#### [Exercise instructions]
Select, from the data, each line where "contact" occurs.

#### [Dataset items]
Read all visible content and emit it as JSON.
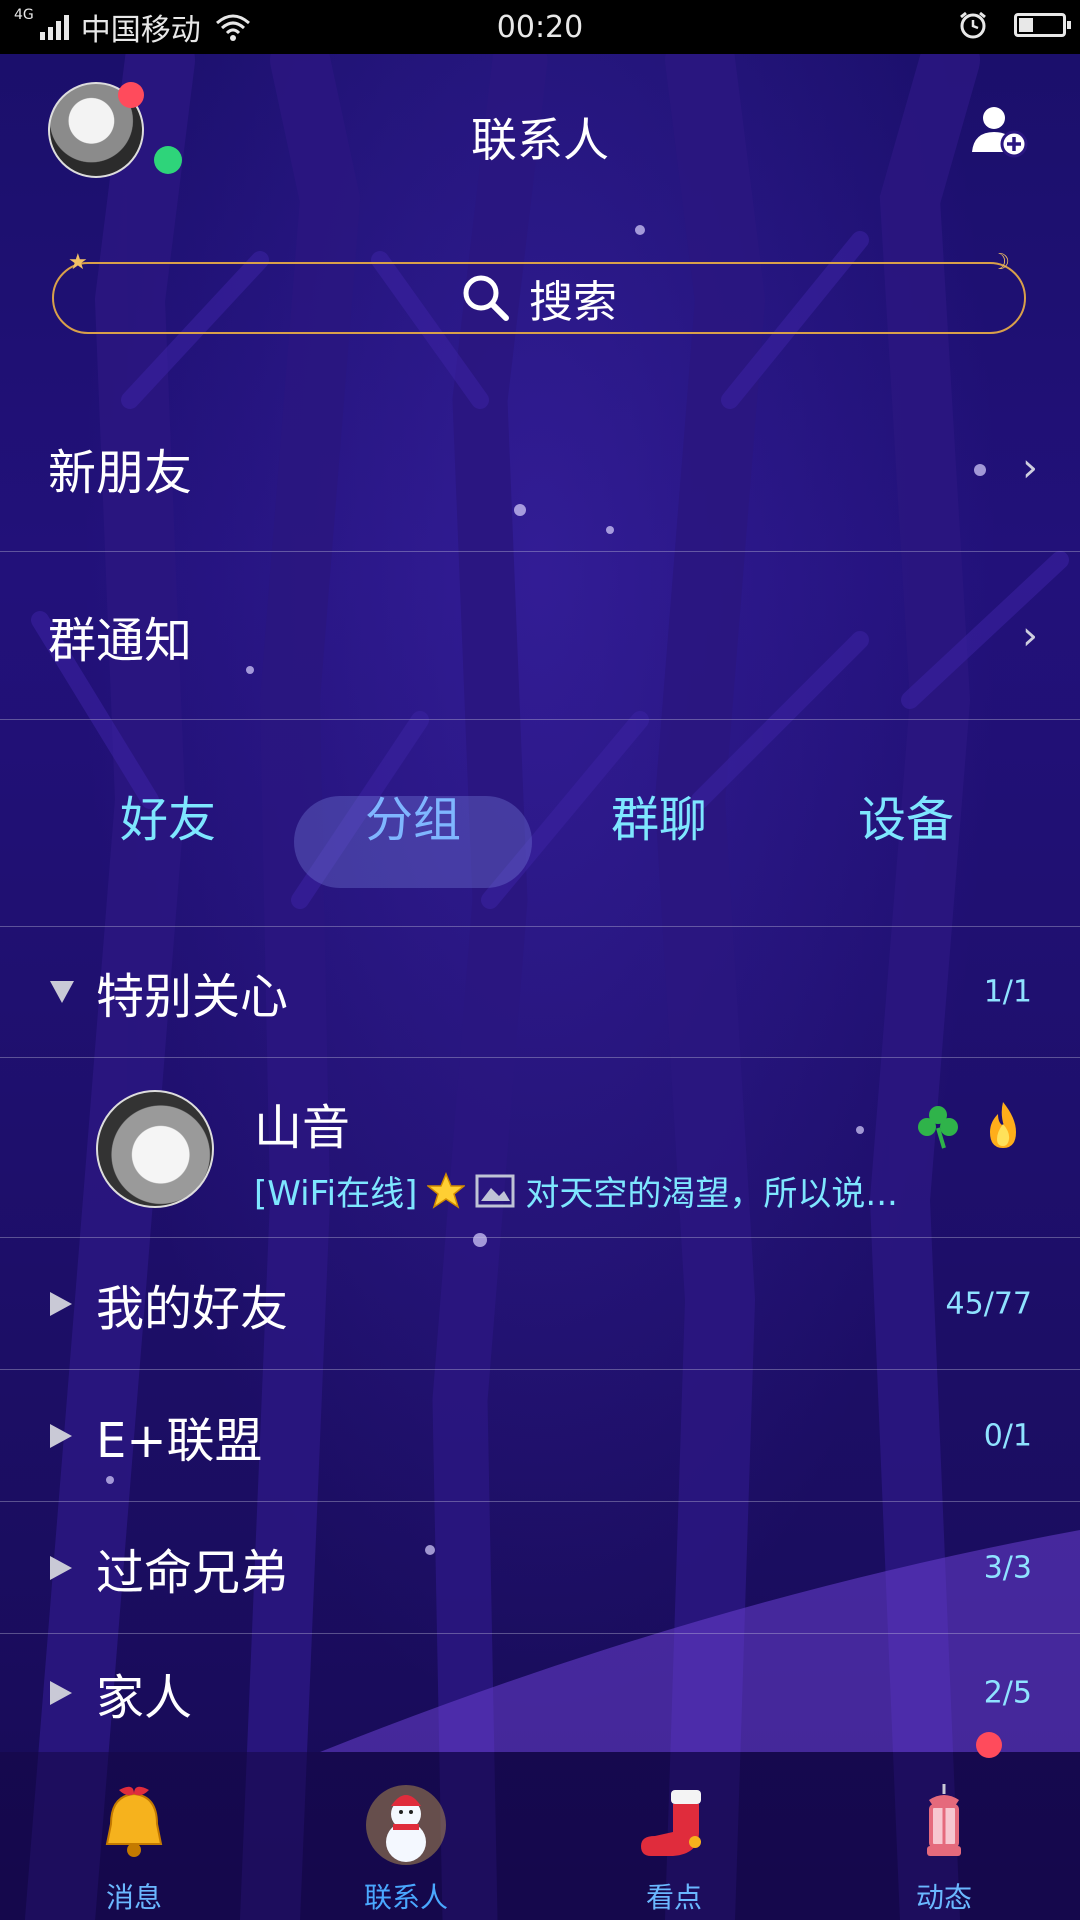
{
  "status_bar": {
    "network": "4G",
    "carrier": "中国移动",
    "time": "00:20",
    "battery_level": 0.3
  },
  "header": {
    "title": "联系人",
    "add_contact_icon": "add-contact-icon"
  },
  "search": {
    "label": "搜索",
    "icon": "search-icon"
  },
  "menu": [
    {
      "label": "新朋友"
    },
    {
      "label": "群通知"
    }
  ],
  "tabs": [
    {
      "label": "好友",
      "active": false
    },
    {
      "label": "分组",
      "active": true
    },
    {
      "label": "群聊",
      "active": false
    },
    {
      "label": "设备",
      "active": false
    }
  ],
  "groups": {
    "special": {
      "name": "特别关心",
      "count": "1/1",
      "expanded": true
    },
    "items": [
      {
        "name": "我的好友",
        "count": "45/77"
      },
      {
        "name": "E+联盟",
        "count": "0/1"
      },
      {
        "name": "过命兄弟",
        "count": "3/3"
      },
      {
        "name": "家人",
        "count": "2/5"
      }
    ]
  },
  "contact": {
    "name": "山音",
    "status_prefix": "[WiFi在线]",
    "status_text": "对天空的渴望，所以说..."
  },
  "bottom_nav": [
    {
      "label": "消息",
      "icon": "bell-icon"
    },
    {
      "label": "联系人",
      "icon": "snowman-icon",
      "active": true
    },
    {
      "label": "看点",
      "icon": "stocking-icon"
    },
    {
      "label": "动态",
      "icon": "lantern-icon"
    }
  ],
  "colors": {
    "accent_cyan": "#7ee7ff",
    "active_tab": "#7fb6ff",
    "badge_red": "#ff4b5c",
    "online_green": "#2ed47a",
    "search_border": "#d9a04a"
  }
}
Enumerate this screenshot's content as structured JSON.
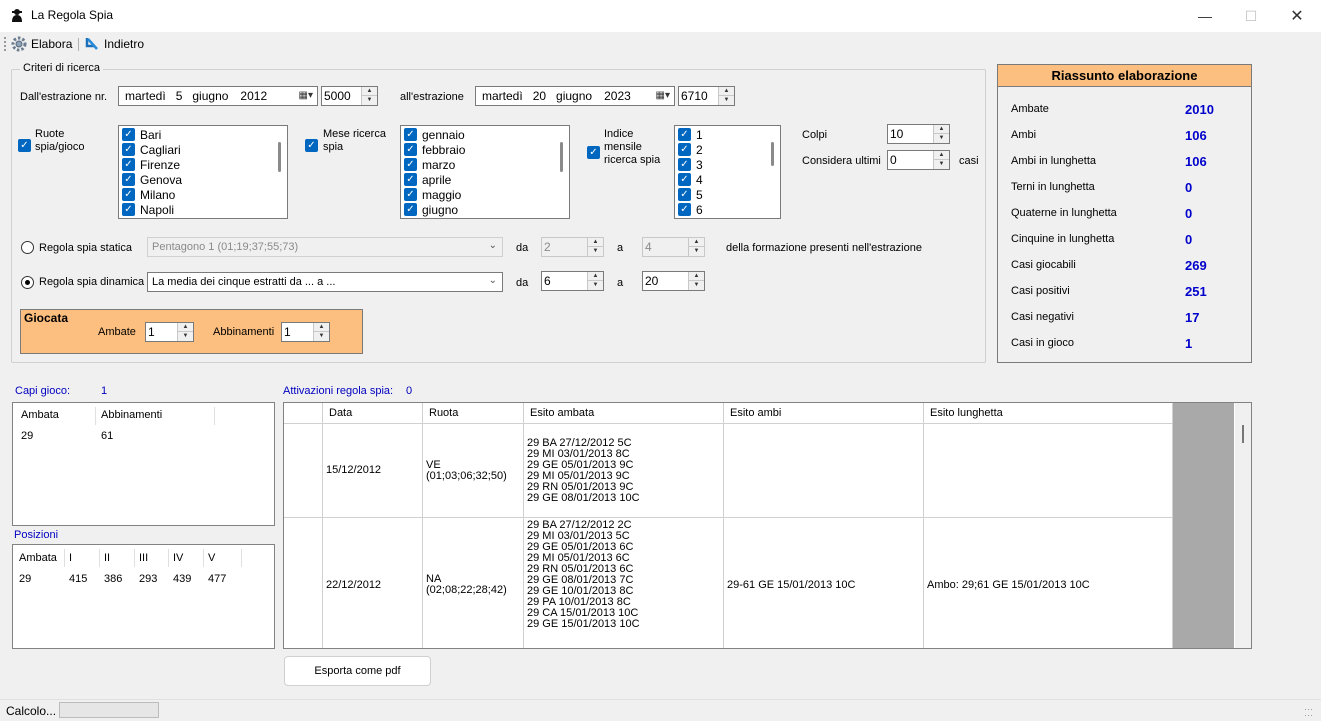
{
  "window": {
    "title": "La Regola Spia"
  },
  "toolbar": {
    "elabora": "Elabora",
    "indietro": "Indietro"
  },
  "criteri": {
    "legend": "Criteri di ricerca",
    "dall_label": "Dall'estrazione nr.",
    "dall_date": {
      "day": "martedì",
      "num": "5",
      "month": "giugno",
      "year": "2012"
    },
    "dall_nr": "5000",
    "all_label": "all'estrazione",
    "all_date": {
      "day": "martedì",
      "num": "20",
      "month": "giugno",
      "year": "2023"
    },
    "all_nr": "6710",
    "ruote_label": "Ruote spia/gioco",
    "ruote": [
      "Bari",
      "Cagliari",
      "Firenze",
      "Genova",
      "Milano",
      "Napoli"
    ],
    "mese_label": "Mese ricerca spia",
    "mesi": [
      "gennaio",
      "febbraio",
      "marzo",
      "aprile",
      "maggio",
      "giugno"
    ],
    "indice_label": "Indice mensile ricerca spia",
    "indici": [
      "1",
      "2",
      "3",
      "4",
      "5",
      "6"
    ],
    "colpi_label": "Colpi",
    "colpi": "10",
    "considera_label": "Considera ultimi",
    "considera": "0",
    "casi_label": "casi",
    "statica_label": "Regola spia statica",
    "statica_combo": "Pentagono 1 (01;19;37;55;73)",
    "dinamica_label": "Regola spia dinamica",
    "dinamica_combo": "La media dei cinque estratti da ... a ...",
    "da_label": "da",
    "a_label": "a",
    "statica_da": "2",
    "statica_a": "4",
    "dinamica_da": "6",
    "dinamica_a": "20",
    "formazione_label": "della formazione presenti nell'estrazione"
  },
  "giocata": {
    "title": "Giocata",
    "ambate_label": "Ambate",
    "ambate": "1",
    "abbinamenti_label": "Abbinamenti",
    "abbinamenti": "1"
  },
  "riassunto": {
    "title": "Riassunto elaborazione",
    "rows": [
      {
        "label": "Ambate",
        "value": "2010"
      },
      {
        "label": "Ambi",
        "value": "106"
      },
      {
        "label": "Ambi in lunghetta",
        "value": "106"
      },
      {
        "label": "Terni in lunghetta",
        "value": "0"
      },
      {
        "label": "Quaterne in lunghetta",
        "value": "0"
      },
      {
        "label": "Cinquine in lunghetta",
        "value": "0"
      },
      {
        "label": "Casi giocabili",
        "value": "269"
      },
      {
        "label": "Casi positivi",
        "value": "251"
      },
      {
        "label": "Casi negativi",
        "value": "17"
      },
      {
        "label": "Casi in gioco",
        "value": "1"
      }
    ]
  },
  "capi": {
    "label": "Capi gioco:",
    "count": "1",
    "headers": [
      "Ambata",
      "Abbinamenti"
    ],
    "row": [
      "29",
      "61"
    ]
  },
  "posizioni": {
    "label": "Posizioni",
    "headers": [
      "Ambata",
      "I",
      "II",
      "III",
      "IV",
      "V"
    ],
    "row": [
      "29",
      "415",
      "386",
      "293",
      "439",
      "477"
    ]
  },
  "attivazioni": {
    "label": "Attivazioni regola spia:",
    "count": "0",
    "headers": [
      "Data",
      "Ruota",
      "Esito ambata",
      "Esito ambi",
      "Esito lunghetta"
    ],
    "rows": [
      {
        "data": "15/12/2012",
        "ruota": "VE\n(01;03;06;32;50)",
        "ambata": "29 BA  27/12/2012  5C\n29 MI  03/01/2013  8C\n29 GE  05/01/2013  9C\n29 MI  05/01/2013  9C\n29 RN  05/01/2013  9C\n29 GE  08/01/2013  10C",
        "ambi": "",
        "lunghetta": ""
      },
      {
        "data": "22/12/2012",
        "ruota": "NA\n(02;08;22;28;42)",
        "ambata": "29 BA  27/12/2012  2C\n29 MI  03/01/2013  5C\n29 GE  05/01/2013  6C\n29 MI  05/01/2013  6C\n29 RN  05/01/2013  6C\n29 GE  08/01/2013  7C\n29 GE  10/01/2013  8C\n29 PA  10/01/2013  8C\n29 CA  15/01/2013  10C\n29 GE  15/01/2013  10C",
        "ambi": "29-61 GE  15/01/2013  10C",
        "lunghetta": "Ambo: 29;61 GE  15/01/2013  10C"
      }
    ]
  },
  "export_button": "Esporta come pdf",
  "status": {
    "text": "Calcolo...",
    "progress": 0
  }
}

#### [Task answer]
    "add_contact_icon": "add-contact-icon"
  "contact": {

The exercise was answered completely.